══ DATA FOR THIS EXERCISE

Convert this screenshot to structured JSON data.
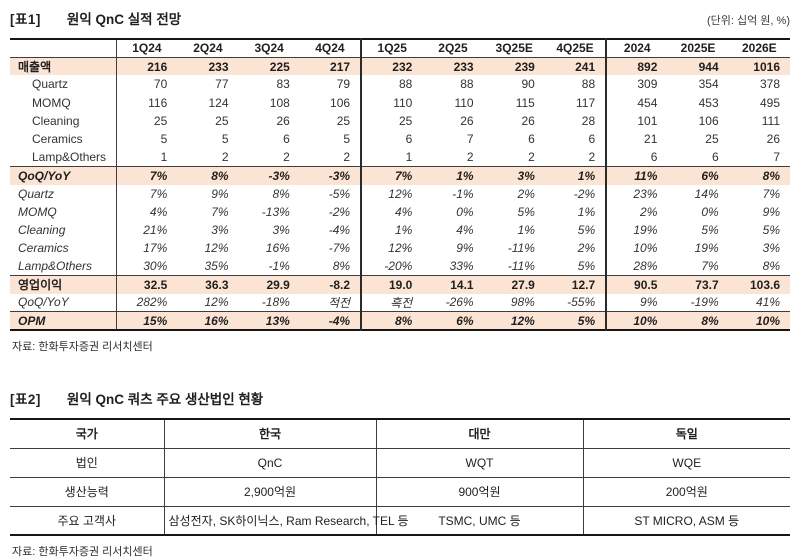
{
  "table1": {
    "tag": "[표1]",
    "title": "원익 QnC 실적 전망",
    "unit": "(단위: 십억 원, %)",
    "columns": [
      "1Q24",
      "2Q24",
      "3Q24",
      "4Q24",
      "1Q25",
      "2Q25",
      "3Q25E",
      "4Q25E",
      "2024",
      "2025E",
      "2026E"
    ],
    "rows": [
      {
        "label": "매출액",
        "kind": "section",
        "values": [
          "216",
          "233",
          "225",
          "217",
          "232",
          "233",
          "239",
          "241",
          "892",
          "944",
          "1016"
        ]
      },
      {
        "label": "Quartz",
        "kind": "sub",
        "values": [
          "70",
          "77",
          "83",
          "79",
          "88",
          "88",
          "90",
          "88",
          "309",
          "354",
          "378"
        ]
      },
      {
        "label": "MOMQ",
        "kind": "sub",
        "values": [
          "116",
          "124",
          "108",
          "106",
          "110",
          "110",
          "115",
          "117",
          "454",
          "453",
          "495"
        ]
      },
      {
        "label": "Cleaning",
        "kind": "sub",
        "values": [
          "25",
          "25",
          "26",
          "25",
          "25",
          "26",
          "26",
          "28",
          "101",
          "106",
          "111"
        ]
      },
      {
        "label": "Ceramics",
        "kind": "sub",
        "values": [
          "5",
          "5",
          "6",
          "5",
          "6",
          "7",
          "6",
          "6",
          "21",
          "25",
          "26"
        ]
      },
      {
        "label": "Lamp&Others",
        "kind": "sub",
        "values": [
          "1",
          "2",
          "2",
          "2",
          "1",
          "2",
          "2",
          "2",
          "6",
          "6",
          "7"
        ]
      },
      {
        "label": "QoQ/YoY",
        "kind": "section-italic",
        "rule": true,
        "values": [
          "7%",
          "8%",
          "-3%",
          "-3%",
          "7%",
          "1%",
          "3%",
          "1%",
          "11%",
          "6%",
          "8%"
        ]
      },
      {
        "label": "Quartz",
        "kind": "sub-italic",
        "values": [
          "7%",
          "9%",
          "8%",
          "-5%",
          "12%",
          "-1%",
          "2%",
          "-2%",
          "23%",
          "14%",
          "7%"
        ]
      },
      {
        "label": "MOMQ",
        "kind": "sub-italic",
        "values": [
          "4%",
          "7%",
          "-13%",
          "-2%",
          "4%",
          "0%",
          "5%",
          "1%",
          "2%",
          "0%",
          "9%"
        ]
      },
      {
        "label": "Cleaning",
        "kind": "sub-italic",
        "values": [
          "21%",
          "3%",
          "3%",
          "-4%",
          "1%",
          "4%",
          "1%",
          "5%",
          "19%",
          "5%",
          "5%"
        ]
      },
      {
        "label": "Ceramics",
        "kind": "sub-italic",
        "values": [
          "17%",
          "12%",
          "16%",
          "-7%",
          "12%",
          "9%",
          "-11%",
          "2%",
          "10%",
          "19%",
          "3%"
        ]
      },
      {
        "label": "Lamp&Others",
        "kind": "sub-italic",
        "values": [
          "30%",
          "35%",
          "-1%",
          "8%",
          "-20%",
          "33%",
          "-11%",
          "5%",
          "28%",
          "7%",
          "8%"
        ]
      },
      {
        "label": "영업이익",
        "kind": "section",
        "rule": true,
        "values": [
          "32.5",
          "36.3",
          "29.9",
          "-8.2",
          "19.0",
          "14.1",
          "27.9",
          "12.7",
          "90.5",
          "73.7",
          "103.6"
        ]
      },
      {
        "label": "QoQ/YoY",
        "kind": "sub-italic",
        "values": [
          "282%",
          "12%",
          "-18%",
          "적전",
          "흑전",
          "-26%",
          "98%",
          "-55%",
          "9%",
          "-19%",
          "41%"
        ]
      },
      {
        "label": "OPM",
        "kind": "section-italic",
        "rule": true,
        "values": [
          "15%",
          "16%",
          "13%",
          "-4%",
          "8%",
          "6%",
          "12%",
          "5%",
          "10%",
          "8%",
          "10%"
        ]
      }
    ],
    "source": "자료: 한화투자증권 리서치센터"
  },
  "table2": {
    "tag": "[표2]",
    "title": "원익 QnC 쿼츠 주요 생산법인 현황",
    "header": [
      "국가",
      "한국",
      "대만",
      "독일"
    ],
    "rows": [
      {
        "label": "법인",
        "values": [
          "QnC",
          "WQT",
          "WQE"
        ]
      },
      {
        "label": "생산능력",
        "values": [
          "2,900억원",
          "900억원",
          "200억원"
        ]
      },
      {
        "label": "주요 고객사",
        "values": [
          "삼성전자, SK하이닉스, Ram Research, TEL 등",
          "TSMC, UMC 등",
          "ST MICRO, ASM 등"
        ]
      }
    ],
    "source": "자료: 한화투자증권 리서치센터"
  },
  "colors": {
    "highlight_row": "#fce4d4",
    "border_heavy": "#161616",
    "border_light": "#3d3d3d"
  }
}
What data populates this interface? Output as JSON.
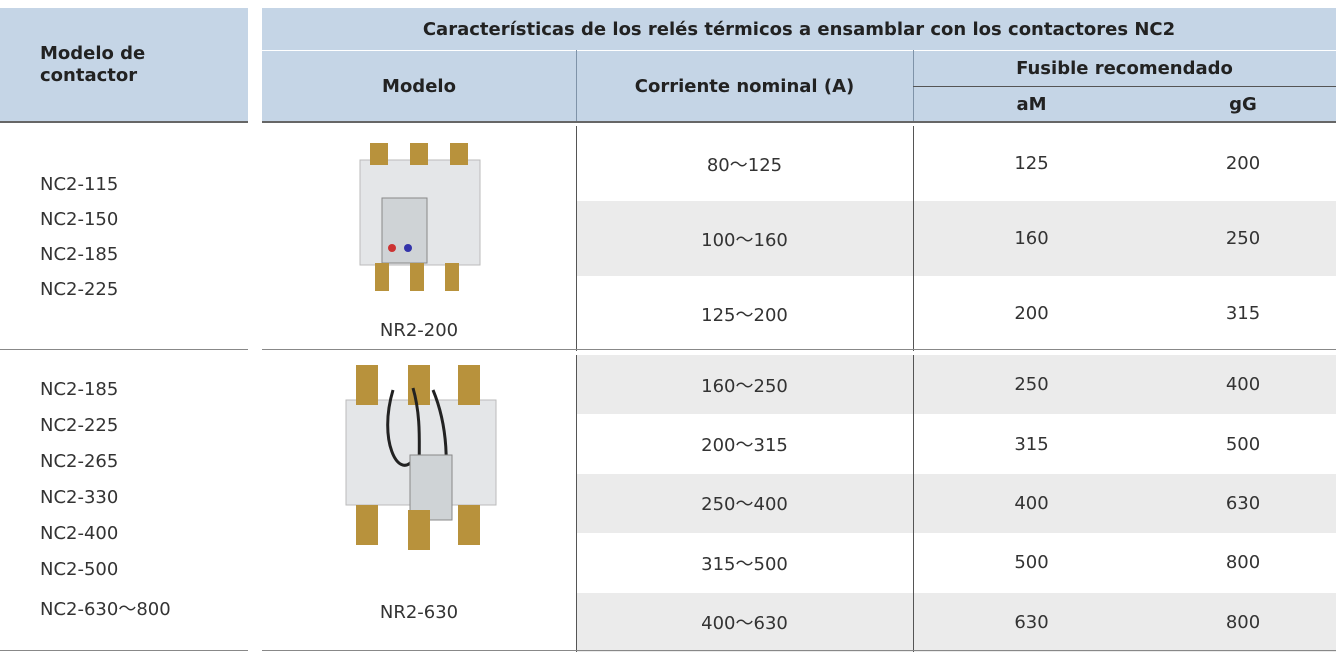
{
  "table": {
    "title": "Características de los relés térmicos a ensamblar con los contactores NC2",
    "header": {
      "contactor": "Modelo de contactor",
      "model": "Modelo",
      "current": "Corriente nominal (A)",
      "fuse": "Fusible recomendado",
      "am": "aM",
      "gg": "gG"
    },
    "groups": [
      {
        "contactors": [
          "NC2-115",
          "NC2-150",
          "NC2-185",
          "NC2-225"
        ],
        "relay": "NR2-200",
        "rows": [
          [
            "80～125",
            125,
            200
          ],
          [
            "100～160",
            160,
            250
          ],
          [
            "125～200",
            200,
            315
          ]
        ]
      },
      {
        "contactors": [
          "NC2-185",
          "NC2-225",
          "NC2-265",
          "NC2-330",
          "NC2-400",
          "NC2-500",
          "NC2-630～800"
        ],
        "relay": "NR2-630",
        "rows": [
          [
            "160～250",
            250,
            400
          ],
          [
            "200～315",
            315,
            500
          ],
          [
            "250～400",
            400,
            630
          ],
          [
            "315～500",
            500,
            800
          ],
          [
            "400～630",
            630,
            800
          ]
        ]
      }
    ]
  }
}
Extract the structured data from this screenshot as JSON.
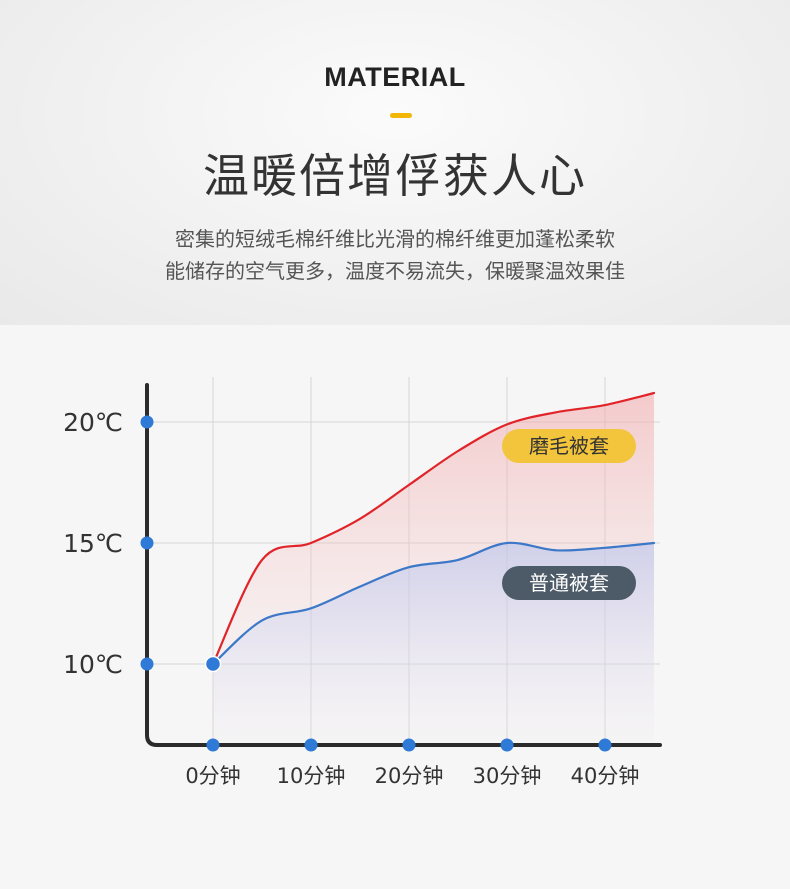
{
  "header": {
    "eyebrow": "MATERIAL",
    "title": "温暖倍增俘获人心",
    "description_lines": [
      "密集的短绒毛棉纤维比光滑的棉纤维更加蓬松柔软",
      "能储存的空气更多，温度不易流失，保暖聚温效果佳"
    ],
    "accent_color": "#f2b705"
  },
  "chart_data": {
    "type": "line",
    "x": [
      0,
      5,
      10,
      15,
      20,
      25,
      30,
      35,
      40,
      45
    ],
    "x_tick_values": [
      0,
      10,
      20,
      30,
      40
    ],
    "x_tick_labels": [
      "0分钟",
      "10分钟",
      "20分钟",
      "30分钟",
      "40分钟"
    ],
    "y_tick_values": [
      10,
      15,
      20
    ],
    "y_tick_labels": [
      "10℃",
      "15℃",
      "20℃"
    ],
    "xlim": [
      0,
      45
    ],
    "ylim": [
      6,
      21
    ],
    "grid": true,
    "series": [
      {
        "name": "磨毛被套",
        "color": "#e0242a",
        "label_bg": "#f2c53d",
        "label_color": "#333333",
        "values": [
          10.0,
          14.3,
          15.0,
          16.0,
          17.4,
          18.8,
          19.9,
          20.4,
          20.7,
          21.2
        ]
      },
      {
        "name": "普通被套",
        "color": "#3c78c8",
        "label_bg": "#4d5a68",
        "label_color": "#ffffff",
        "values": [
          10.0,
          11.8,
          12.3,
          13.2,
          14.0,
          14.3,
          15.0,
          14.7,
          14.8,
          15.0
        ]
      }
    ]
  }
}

════

Reproduce every entry word for word, but skip any pictures.

WRITTEN RESPONSE >>
Convert this screenshot to structured JSON data.
{
  "table1": {
    "tag": "[표1]",
    "title": "원익 QnC 실적 전망",
    "unit": "(단위: 십억 원, %)",
    "columns": [
      "1Q24",
      "2Q24",
      "3Q24",
      "4Q24",
      "1Q25",
      "2Q25",
      "3Q25E",
      "4Q25E",
      "2024",
      "2025E",
      "2026E"
    ],
    "rows": [
      {
        "label": "매출액",
        "kind": "section",
        "values": [
          "216",
          "233",
          "225",
          "217",
          "232",
          "233",
          "239",
          "241",
          "892",
          "944",
          "1016"
        ]
      },
      {
        "label": "Quartz",
        "kind": "sub",
        "values": [
          "70",
          "77",
          "83",
          "79",
          "88",
          "88",
          "90",
          "88",
          "309",
          "354",
          "378"
        ]
      },
      {
        "label": "MOMQ",
        "kind": "sub",
        "values": [
          "116",
          "124",
          "108",
          "106",
          "110",
          "110",
          "115",
          "117",
          "454",
          "453",
          "495"
        ]
      },
      {
        "label": "Cleaning",
        "kind": "sub",
        "values": [
          "25",
          "25",
          "26",
          "25",
          "25",
          "26",
          "26",
          "28",
          "101",
          "106",
          "111"
        ]
      },
      {
        "label": "Ceramics",
        "kind": "sub",
        "values": [
          "5",
          "5",
          "6",
          "5",
          "6",
          "7",
          "6",
          "6",
          "21",
          "25",
          "26"
        ]
      },
      {
        "label": "Lamp&Others",
        "kind": "sub",
        "values": [
          "1",
          "2",
          "2",
          "2",
          "1",
          "2",
          "2",
          "2",
          "6",
          "6",
          "7"
        ]
      },
      {
        "label": "QoQ/YoY",
        "kind": "section-italic",
        "rule": true,
        "values": [
          "7%",
          "8%",
          "-3%",
          "-3%",
          "7%",
          "1%",
          "3%",
          "1%",
          "11%",
          "6%",
          "8%"
        ]
      },
      {
        "label": "Quartz",
        "kind": "sub-italic",
        "values": [
          "7%",
          "9%",
          "8%",
          "-5%",
          "12%",
          "-1%",
          "2%",
          "-2%",
          "23%",
          "14%",
          "7%"
        ]
      },
      {
        "label": "MOMQ",
        "kind": "sub-italic",
        "values": [
          "4%",
          "7%",
          "-13%",
          "-2%",
          "4%",
          "0%",
          "5%",
          "1%",
          "2%",
          "0%",
          "9%"
        ]
      },
      {
        "label": "Cleaning",
        "kind": "sub-italic",
        "values": [
          "21%",
          "3%",
          "3%",
          "-4%",
          "1%",
          "4%",
          "1%",
          "5%",
          "19%",
          "5%",
          "5%"
        ]
      },
      {
        "label": "Ceramics",
        "kind": "sub-italic",
        "values": [
          "17%",
          "12%",
          "16%",
          "-7%",
          "12%",
          "9%",
          "-11%",
          "2%",
          "10%",
          "19%",
          "3%"
        ]
      },
      {
        "label": "Lamp&Others",
        "kind": "sub-italic",
        "values": [
          "30%",
          "35%",
          "-1%",
          "8%",
          "-20%",
          "33%",
          "-11%",
          "5%",
          "28%",
          "7%",
          "8%"
        ]
      },
      {
        "label": "영업이익",
        "kind": "section",
        "rule": true,
        "values": [
          "32.5",
          "36.3",
          "29.9",
          "-8.2",
          "19.0",
          "14.1",
          "27.9",
          "12.7",
          "90.5",
          "73.7",
          "103.6"
        ]
      },
      {
        "label": "QoQ/YoY",
        "kind": "sub-italic",
        "values": [
          "282%",
          "12%",
          "-18%",
          "적전",
          "흑전",
          "-26%",
          "98%",
          "-55%",
          "9%",
          "-19%",
          "41%"
        ]
      },
      {
        "label": "OPM",
        "kind": "section-italic",
        "rule": true,
        "values": [
          "15%",
          "16%",
          "13%",
          "-4%",
          "8%",
          "6%",
          "12%",
          "5%",
          "10%",
          "8%",
          "10%"
        ]
      }
    ],
    "source": "자료: 한화투자증권 리서치센터"
  },
  "table2": {
    "tag": "[표2]",
    "title": "원익 QnC 쿼츠 주요 생산법인 현황",
    "header": [
      "국가",
      "한국",
      "대만",
      "독일"
    ],
    "rows": [
      {
        "label": "법인",
        "values": [
          "QnC",
          "WQT",
          "WQE"
        ]
      },
      {
        "label": "생산능력",
        "values": [
          "2,900억원",
          "900억원",
          "200억원"
        ]
      },
      {
        "label": "주요 고객사",
        "values": [
          "삼성전자, SK하이닉스, Ram Research, TEL 등",
          "TSMC, UMC 등",
          "ST MICRO, ASM 등"
        ]
      }
    ],
    "source": "자료: 한화투자증권 리서치센터"
  },
  "colors": {
    "highlight_row": "#fce4d4",
    "border_heavy": "#161616",
    "border_light": "#3d3d3d"
  }
}
What data populates this interface? Output as JSON.
{
  "table": {
    "title": "Características de los relés térmicos a ensamblar con los contactores NC2",
    "header": {
      "contactor": "Modelo de contactor",
      "model": "Modelo",
      "current": "Corriente nominal (A)",
      "fuse": "Fusible recomendado",
      "am": "aM",
      "gg": "gG"
    },
    "groups": [
      {
        "contactors": [
          "NC2-115",
          "NC2-150",
          "NC2-185",
          "NC2-225"
        ],
        "relay": "NR2-200",
        "rows": [
          [
            "80～125",
            125,
            200
          ],
          [
            "100～160",
            160,
            250
          ],
          [
            "125～200",
            200,
            315
          ]
        ]
      },
      {
        "contactors": [
          "NC2-185",
          "NC2-225",
          "NC2-265",
          "NC2-330",
          "NC2-400",
          "NC2-500",
          "NC2-630～800"
        ],
        "relay": "NR2-630",
        "rows": [
          [
            "160～250",
            250,
            400
          ],
          [
            "200～315",
            315,
            500
          ],
          [
            "250～400",
            400,
            630
          ],
          [
            "315～500",
            500,
            800
          ],
          [
            "400～630",
            630,
            800
          ]
        ]
      }
    ]
  }
}
Extract the structured data from this screenshot as JSON.
{
  "header": {
    "eyebrow": "MATERIAL",
    "title": "温暖倍增俘获人心",
    "description_lines": [
      "密集的短绒毛棉纤维比光滑的棉纤维更加蓬松柔软",
      "能储存的空气更多，温度不易流失，保暖聚温效果佳"
    ],
    "accent_color": "#f2b705"
  },
  "chart_data": {
    "type": "line",
    "x": [
      0,
      5,
      10,
      15,
      20,
      25,
      30,
      35,
      40,
      45
    ],
    "x_tick_values": [
      0,
      10,
      20,
      30,
      40
    ],
    "x_tick_labels": [
      "0分钟",
      "10分钟",
      "20分钟",
      "30分钟",
      "40分钟"
    ],
    "y_tick_values": [
      10,
      15,
      20
    ],
    "y_tick_labels": [
      "10℃",
      "15℃",
      "20℃"
    ],
    "xlim": [
      0,
      45
    ],
    "ylim": [
      6,
      21
    ],
    "grid": true,
    "series": [
      {
        "name": "磨毛被套",
        "color": "#e0242a",
        "label_bg": "#f2c53d",
        "label_color": "#333333",
        "values": [
          10.0,
          14.3,
          15.0,
          16.0,
          17.4,
          18.8,
          19.9,
          20.4,
          20.7,
          21.2
        ]
      },
      {
        "name": "普通被套",
        "color": "#3c78c8",
        "label_bg": "#4d5a68",
        "label_color": "#ffffff",
        "values": [
          10.0,
          11.8,
          12.3,
          13.2,
          14.0,
          14.3,
          15.0,
          14.7,
          14.8,
          15.0
        ]
      }
    ]
  }
}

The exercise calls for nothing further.